→ **WRITTEN INSTRUCTION**
Reproduce all of the data word for word.

— begin RECORDS TO PROCESS —

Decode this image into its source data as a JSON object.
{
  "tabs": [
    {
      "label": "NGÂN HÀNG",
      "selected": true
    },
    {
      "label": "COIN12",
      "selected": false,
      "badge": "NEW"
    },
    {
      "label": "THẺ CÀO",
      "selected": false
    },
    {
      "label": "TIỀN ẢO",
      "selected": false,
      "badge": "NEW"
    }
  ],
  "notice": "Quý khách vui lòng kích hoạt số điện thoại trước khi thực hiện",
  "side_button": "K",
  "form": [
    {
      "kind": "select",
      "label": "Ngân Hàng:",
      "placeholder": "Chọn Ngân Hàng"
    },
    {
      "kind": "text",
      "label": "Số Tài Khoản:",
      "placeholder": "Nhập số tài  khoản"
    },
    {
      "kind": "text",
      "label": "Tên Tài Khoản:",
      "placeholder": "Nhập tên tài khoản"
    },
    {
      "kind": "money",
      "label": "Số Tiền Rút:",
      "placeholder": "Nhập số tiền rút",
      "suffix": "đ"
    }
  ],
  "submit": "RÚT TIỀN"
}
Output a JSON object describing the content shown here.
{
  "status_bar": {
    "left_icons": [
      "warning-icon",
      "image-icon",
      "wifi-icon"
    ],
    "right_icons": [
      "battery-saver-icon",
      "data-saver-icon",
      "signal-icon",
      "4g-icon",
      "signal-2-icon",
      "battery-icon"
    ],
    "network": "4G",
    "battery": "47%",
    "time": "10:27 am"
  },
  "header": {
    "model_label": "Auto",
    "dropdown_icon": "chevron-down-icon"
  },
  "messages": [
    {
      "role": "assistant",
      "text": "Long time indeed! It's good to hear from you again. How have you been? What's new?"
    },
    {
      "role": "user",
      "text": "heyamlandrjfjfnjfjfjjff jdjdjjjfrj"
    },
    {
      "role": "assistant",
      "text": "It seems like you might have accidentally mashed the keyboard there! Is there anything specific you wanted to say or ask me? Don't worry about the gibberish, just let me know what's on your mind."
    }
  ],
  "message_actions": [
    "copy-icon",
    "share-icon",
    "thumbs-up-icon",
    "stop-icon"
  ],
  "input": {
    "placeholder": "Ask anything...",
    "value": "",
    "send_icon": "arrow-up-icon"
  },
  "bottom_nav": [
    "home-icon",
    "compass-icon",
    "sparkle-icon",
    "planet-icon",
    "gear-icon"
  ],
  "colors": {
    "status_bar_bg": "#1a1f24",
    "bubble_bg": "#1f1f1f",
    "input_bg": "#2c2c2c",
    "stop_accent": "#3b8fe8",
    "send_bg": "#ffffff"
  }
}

— end RECORDS TO PROCESS —

→ **OUTPUT FOR THIS EXERCISE**
Decode this image into its source data as a JSON object.
{
  "tabs": [
    {
      "label": "NGÂN HÀNG",
      "selected": true
    },
    {
      "label": "COIN12",
      "selected": false,
      "badge": "NEW"
    },
    {
      "label": "THẺ CÀO",
      "selected": false
    },
    {
      "label": "TIỀN ẢO",
      "selected": false,
      "badge": "NEW"
    }
  ],
  "notice": "Quý khách vui lòng kích hoạt số điện thoại trước khi thực hiện",
  "side_button": "K",
  "form": [
    {
      "kind": "select",
      "label": "Ngân Hàng:",
      "placeholder": "Chọn Ngân Hàng"
    },
    {
      "kind": "text",
      "label": "Số Tài Khoản:",
      "placeholder": "Nhập số tài  khoản"
    },
    {
      "kind": "text",
      "label": "Tên Tài Khoản:",
      "placeholder": "Nhập tên tài khoản"
    },
    {
      "kind": "money",
      "label": "Số Tiền Rút:",
      "placeholder": "Nhập số tiền rút",
      "suffix": "đ"
    }
  ],
  "submit": "RÚT TIỀN"
}
Output a JSON object describing the content shown here.
{
  "status_bar": {
    "left_icons": [
      "warning-icon",
      "image-icon",
      "wifi-icon"
    ],
    "right_icons": [
      "battery-saver-icon",
      "data-saver-icon",
      "signal-icon",
      "4g-icon",
      "signal-2-icon",
      "battery-icon"
    ],
    "network": "4G",
    "battery": "47%",
    "time": "10:27 am"
  },
  "header": {
    "model_label": "Auto",
    "dropdown_icon": "chevron-down-icon"
  },
  "messages": [
    {
      "role": "assistant",
      "text": "Long time indeed! It's good to hear from you again. How have you been? What's new?"
    },
    {
      "role": "user",
      "text": "heyamlandrjfjfnjfjfjjff jdjdjjjfrj"
    },
    {
      "role": "assistant",
      "text": "It seems like you might have accidentally mashed the keyboard there! Is there anything specific you wanted to say or ask me? Don't worry about the gibberish, just let me know what's on your mind."
    }
  ],
  "message_actions": [
    "copy-icon",
    "share-icon",
    "thumbs-up-icon",
    "stop-icon"
  ],
  "input": {
    "placeholder": "Ask anything...",
    "value": "",
    "send_icon": "arrow-up-icon"
  },
  "bottom_nav": [
    "home-icon",
    "compass-icon",
    "sparkle-icon",
    "planet-icon",
    "gear-icon"
  ],
  "colors": {
    "status_bar_bg": "#1a1f24",
    "bubble_bg": "#1f1f1f",
    "input_bg": "#2c2c2c",
    "stop_accent": "#3b8fe8",
    "send_bg": "#ffffff"
  }
}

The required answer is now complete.